SUPPLIED DATA.
☆ ☆ ☆ ☆

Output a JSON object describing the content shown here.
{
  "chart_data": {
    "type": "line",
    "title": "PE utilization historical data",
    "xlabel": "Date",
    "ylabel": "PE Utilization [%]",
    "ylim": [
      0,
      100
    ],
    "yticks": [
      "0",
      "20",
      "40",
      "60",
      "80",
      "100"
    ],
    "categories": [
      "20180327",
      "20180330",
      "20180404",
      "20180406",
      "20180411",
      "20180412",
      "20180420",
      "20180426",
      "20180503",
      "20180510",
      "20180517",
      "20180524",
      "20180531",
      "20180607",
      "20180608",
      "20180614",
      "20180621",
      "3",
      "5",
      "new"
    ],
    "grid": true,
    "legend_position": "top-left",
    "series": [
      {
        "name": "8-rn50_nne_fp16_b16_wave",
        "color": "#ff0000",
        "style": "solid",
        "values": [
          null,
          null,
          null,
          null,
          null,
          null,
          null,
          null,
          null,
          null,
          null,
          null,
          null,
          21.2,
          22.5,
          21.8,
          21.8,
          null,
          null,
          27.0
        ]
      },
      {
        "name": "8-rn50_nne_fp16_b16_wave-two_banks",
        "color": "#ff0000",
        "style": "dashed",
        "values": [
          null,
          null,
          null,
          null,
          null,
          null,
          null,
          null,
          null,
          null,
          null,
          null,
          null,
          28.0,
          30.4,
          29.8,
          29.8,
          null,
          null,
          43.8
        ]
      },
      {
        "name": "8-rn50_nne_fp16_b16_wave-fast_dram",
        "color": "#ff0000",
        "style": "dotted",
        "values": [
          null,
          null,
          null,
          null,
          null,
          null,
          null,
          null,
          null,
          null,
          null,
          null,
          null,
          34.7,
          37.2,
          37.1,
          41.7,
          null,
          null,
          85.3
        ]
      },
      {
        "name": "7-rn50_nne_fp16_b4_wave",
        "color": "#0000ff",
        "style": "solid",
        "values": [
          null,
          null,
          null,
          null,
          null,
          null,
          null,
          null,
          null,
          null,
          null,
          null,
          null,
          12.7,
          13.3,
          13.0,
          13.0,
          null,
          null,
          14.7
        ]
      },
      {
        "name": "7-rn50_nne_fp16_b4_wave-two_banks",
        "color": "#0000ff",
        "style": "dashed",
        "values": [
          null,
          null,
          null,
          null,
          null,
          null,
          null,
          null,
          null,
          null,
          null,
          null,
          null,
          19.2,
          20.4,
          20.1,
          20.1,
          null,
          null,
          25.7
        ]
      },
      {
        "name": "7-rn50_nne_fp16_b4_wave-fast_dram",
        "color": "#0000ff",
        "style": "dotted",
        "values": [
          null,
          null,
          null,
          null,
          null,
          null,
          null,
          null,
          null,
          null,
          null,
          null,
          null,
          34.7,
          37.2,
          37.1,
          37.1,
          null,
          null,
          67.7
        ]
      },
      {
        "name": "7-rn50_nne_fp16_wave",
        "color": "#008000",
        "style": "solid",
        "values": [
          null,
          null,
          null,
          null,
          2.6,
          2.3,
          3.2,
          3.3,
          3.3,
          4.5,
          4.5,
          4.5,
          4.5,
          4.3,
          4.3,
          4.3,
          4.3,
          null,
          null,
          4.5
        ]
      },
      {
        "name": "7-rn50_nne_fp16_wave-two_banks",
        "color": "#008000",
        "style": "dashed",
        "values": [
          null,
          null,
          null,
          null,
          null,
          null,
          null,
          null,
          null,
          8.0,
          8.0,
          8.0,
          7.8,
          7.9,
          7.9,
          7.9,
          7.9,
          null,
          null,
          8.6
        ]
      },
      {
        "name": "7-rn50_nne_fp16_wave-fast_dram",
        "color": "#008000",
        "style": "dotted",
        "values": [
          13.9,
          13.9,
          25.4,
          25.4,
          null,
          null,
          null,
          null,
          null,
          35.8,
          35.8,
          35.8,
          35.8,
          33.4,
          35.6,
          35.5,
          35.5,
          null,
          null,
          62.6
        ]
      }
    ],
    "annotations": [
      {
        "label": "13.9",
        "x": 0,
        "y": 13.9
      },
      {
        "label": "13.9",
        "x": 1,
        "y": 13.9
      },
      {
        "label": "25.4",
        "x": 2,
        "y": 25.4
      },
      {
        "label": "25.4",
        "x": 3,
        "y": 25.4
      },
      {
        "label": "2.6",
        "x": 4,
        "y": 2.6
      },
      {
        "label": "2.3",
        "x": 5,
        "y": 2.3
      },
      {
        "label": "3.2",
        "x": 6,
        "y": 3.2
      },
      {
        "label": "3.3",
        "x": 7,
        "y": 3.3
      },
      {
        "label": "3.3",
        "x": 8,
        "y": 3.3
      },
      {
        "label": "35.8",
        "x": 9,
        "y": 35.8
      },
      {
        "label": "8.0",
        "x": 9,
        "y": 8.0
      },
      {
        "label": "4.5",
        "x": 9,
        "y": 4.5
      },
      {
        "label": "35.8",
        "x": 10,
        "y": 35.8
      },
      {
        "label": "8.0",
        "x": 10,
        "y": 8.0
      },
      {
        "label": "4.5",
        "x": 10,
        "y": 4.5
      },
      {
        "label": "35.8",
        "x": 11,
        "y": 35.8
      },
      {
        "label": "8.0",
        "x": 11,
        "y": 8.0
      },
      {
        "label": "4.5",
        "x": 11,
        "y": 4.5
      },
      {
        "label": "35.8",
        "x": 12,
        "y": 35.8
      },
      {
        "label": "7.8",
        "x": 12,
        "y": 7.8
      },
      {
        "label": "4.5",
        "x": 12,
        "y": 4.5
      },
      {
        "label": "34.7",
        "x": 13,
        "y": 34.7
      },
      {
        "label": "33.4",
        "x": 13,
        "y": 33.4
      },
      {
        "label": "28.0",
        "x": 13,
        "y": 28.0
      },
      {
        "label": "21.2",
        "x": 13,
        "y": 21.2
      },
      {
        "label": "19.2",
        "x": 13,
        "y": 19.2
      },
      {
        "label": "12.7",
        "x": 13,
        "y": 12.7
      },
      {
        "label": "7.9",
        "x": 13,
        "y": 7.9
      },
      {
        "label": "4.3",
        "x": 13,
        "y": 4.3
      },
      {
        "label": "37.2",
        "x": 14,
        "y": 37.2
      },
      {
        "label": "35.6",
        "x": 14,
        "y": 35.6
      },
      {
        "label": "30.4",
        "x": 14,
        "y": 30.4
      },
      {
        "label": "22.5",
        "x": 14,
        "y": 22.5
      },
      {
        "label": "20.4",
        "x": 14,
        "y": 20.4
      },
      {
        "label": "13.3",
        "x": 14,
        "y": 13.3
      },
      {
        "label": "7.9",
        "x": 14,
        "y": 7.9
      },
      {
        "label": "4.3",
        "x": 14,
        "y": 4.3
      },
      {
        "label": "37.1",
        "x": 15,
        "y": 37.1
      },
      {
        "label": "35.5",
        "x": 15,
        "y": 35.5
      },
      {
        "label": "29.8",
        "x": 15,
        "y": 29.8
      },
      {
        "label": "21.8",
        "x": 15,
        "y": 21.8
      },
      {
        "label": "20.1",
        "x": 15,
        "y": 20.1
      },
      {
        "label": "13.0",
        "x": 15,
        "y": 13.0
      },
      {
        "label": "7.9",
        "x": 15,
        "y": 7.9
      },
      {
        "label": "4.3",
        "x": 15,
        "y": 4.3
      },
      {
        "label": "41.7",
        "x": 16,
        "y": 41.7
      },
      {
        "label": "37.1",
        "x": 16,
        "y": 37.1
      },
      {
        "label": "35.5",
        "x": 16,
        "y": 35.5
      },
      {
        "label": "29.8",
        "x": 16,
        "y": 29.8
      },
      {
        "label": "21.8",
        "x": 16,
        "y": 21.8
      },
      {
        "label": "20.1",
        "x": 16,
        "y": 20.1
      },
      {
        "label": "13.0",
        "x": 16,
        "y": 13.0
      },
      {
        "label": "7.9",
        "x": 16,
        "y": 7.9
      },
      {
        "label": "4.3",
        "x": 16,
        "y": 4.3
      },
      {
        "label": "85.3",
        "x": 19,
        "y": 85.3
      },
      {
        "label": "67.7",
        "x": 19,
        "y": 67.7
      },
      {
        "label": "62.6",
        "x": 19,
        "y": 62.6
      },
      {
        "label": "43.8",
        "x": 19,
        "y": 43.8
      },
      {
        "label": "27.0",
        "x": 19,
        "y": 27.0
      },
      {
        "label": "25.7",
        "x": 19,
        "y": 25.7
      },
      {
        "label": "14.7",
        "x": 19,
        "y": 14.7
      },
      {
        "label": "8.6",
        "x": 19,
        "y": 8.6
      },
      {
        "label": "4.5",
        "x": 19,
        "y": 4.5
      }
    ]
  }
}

☆ ☆ ☆ ☆

WHAT IS EXPECTED. Find out how many lines in the listing contain the string "name". Give the number alone.

ANSWER TO THE TASK. 9